Problem statement =
What follows is a listing to be transcribed exactly.

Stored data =
******************************

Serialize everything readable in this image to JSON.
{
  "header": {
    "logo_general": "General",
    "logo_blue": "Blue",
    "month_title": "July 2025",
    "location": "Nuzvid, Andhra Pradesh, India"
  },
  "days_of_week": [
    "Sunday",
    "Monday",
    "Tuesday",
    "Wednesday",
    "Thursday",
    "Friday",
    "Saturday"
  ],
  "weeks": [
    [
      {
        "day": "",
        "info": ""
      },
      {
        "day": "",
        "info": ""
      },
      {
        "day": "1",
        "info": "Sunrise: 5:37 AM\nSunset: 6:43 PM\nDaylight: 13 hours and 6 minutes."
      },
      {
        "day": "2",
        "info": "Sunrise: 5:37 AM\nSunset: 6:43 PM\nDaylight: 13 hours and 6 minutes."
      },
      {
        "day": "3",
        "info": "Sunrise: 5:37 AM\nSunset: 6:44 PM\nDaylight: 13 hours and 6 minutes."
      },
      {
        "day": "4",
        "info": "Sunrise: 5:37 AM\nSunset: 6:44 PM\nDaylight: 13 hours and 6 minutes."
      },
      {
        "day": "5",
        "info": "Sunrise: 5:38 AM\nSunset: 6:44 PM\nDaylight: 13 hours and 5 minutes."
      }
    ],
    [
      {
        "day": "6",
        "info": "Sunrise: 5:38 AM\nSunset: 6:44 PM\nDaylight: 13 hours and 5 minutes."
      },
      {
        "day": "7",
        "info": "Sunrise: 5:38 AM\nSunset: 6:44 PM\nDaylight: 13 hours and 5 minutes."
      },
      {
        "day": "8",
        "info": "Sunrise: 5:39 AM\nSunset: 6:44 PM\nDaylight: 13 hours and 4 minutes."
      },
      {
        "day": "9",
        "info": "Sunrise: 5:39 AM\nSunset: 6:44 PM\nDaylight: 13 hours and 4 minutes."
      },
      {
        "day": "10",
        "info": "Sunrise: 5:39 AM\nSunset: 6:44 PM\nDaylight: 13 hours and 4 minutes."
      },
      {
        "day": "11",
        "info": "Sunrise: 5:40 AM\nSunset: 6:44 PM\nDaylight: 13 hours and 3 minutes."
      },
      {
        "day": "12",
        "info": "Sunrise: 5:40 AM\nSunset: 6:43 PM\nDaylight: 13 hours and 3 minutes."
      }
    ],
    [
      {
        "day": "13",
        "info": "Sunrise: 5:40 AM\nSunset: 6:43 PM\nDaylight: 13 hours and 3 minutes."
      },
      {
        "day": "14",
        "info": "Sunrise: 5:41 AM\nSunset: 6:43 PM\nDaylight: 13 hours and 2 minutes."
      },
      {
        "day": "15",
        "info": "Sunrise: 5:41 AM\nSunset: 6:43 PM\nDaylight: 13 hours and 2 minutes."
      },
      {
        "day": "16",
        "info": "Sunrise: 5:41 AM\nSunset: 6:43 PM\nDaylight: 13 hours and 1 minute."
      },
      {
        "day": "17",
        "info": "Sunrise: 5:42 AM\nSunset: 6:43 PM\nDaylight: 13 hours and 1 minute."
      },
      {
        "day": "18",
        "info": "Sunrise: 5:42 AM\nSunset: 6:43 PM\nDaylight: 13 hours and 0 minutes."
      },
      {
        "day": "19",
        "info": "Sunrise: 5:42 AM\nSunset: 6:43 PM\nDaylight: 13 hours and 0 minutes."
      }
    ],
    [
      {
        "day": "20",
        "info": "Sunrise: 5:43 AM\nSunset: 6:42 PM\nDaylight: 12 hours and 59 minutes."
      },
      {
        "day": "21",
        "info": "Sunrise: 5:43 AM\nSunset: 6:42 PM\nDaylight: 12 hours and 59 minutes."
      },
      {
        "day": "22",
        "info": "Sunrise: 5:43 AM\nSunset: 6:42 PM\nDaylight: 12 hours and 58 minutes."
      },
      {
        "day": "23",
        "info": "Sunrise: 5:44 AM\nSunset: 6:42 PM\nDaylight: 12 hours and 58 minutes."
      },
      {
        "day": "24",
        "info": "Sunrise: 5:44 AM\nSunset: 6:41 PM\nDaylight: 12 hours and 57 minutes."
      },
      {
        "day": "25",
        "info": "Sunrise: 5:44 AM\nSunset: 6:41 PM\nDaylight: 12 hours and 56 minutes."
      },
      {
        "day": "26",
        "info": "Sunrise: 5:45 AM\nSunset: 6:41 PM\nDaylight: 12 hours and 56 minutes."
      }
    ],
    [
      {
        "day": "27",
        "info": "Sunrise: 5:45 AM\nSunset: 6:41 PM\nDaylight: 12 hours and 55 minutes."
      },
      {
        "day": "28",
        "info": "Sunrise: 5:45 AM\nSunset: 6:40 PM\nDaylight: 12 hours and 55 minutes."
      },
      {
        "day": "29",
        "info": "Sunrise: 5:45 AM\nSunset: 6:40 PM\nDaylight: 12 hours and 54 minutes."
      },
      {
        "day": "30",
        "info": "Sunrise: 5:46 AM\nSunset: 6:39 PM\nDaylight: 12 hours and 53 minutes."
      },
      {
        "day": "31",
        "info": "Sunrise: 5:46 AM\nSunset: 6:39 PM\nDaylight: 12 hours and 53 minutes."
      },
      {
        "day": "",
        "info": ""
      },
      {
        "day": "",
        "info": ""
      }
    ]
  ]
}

******************************

Output for this task =
Serialize everything readable in this image to JSON.
{
  "header": {
    "logo_general": "General",
    "logo_blue": "Blue",
    "month_title": "July 2025",
    "location": "Nuzvid, Andhra Pradesh, India"
  },
  "days_of_week": [
    "Sunday",
    "Monday",
    "Tuesday",
    "Wednesday",
    "Thursday",
    "Friday",
    "Saturday"
  ],
  "weeks": [
    [
      {
        "day": "",
        "info": ""
      },
      {
        "day": "",
        "info": ""
      },
      {
        "day": "1",
        "info": "Sunrise: 5:37 AM\nSunset: 6:43 PM\nDaylight: 13 hours and 6 minutes."
      },
      {
        "day": "2",
        "info": "Sunrise: 5:37 AM\nSunset: 6:43 PM\nDaylight: 13 hours and 6 minutes."
      },
      {
        "day": "3",
        "info": "Sunrise: 5:37 AM\nSunset: 6:44 PM\nDaylight: 13 hours and 6 minutes."
      },
      {
        "day": "4",
        "info": "Sunrise: 5:37 AM\nSunset: 6:44 PM\nDaylight: 13 hours and 6 minutes."
      },
      {
        "day": "5",
        "info": "Sunrise: 5:38 AM\nSunset: 6:44 PM\nDaylight: 13 hours and 5 minutes."
      }
    ],
    [
      {
        "day": "6",
        "info": "Sunrise: 5:38 AM\nSunset: 6:44 PM\nDaylight: 13 hours and 5 minutes."
      },
      {
        "day": "7",
        "info": "Sunrise: 5:38 AM\nSunset: 6:44 PM\nDaylight: 13 hours and 5 minutes."
      },
      {
        "day": "8",
        "info": "Sunrise: 5:39 AM\nSunset: 6:44 PM\nDaylight: 13 hours and 4 minutes."
      },
      {
        "day": "9",
        "info": "Sunrise: 5:39 AM\nSunset: 6:44 PM\nDaylight: 13 hours and 4 minutes."
      },
      {
        "day": "10",
        "info": "Sunrise: 5:39 AM\nSunset: 6:44 PM\nDaylight: 13 hours and 4 minutes."
      },
      {
        "day": "11",
        "info": "Sunrise: 5:40 AM\nSunset: 6:44 PM\nDaylight: 13 hours and 3 minutes."
      },
      {
        "day": "12",
        "info": "Sunrise: 5:40 AM\nSunset: 6:43 PM\nDaylight: 13 hours and 3 minutes."
      }
    ],
    [
      {
        "day": "13",
        "info": "Sunrise: 5:40 AM\nSunset: 6:43 PM\nDaylight: 13 hours and 3 minutes."
      },
      {
        "day": "14",
        "info": "Sunrise: 5:41 AM\nSunset: 6:43 PM\nDaylight: 13 hours and 2 minutes."
      },
      {
        "day": "15",
        "info": "Sunrise: 5:41 AM\nSunset: 6:43 PM\nDaylight: 13 hours and 2 minutes."
      },
      {
        "day": "16",
        "info": "Sunrise: 5:41 AM\nSunset: 6:43 PM\nDaylight: 13 hours and 1 minute."
      },
      {
        "day": "17",
        "info": "Sunrise: 5:42 AM\nSunset: 6:43 PM\nDaylight: 13 hours and 1 minute."
      },
      {
        "day": "18",
        "info": "Sunrise: 5:42 AM\nSunset: 6:43 PM\nDaylight: 13 hours and 0 minutes."
      },
      {
        "day": "19",
        "info": "Sunrise: 5:42 AM\nSunset: 6:43 PM\nDaylight: 13 hours and 0 minutes."
      }
    ],
    [
      {
        "day": "20",
        "info": "Sunrise: 5:43 AM\nSunset: 6:42 PM\nDaylight: 12 hours and 59 minutes."
      },
      {
        "day": "21",
        "info": "Sunrise: 5:43 AM\nSunset: 6:42 PM\nDaylight: 12 hours and 59 minutes."
      },
      {
        "day": "22",
        "info": "Sunrise: 5:43 AM\nSunset: 6:42 PM\nDaylight: 12 hours and 58 minutes."
      },
      {
        "day": "23",
        "info": "Sunrise: 5:44 AM\nSunset: 6:42 PM\nDaylight: 12 hours and 58 minutes."
      },
      {
        "day": "24",
        "info": "Sunrise: 5:44 AM\nSunset: 6:41 PM\nDaylight: 12 hours and 57 minutes."
      },
      {
        "day": "25",
        "info": "Sunrise: 5:44 AM\nSunset: 6:41 PM\nDaylight: 12 hours and 56 minutes."
      },
      {
        "day": "26",
        "info": "Sunrise: 5:45 AM\nSunset: 6:41 PM\nDaylight: 12 hours and 56 minutes."
      }
    ],
    [
      {
        "day": "27",
        "info": "Sunrise: 5:45 AM\nSunset: 6:41 PM\nDaylight: 12 hours and 55 minutes."
      },
      {
        "day": "28",
        "info": "Sunrise: 5:45 AM\nSunset: 6:40 PM\nDaylight: 12 hours and 55 minutes."
      },
      {
        "day": "29",
        "info": "Sunrise: 5:45 AM\nSunset: 6:40 PM\nDaylight: 12 hours and 54 minutes."
      },
      {
        "day": "30",
        "info": "Sunrise: 5:46 AM\nSunset: 6:39 PM\nDaylight: 12 hours and 53 minutes."
      },
      {
        "day": "31",
        "info": "Sunrise: 5:46 AM\nSunset: 6:39 PM\nDaylight: 12 hours and 53 minutes."
      },
      {
        "day": "",
        "info": ""
      },
      {
        "day": "",
        "info": ""
      }
    ]
  ]
}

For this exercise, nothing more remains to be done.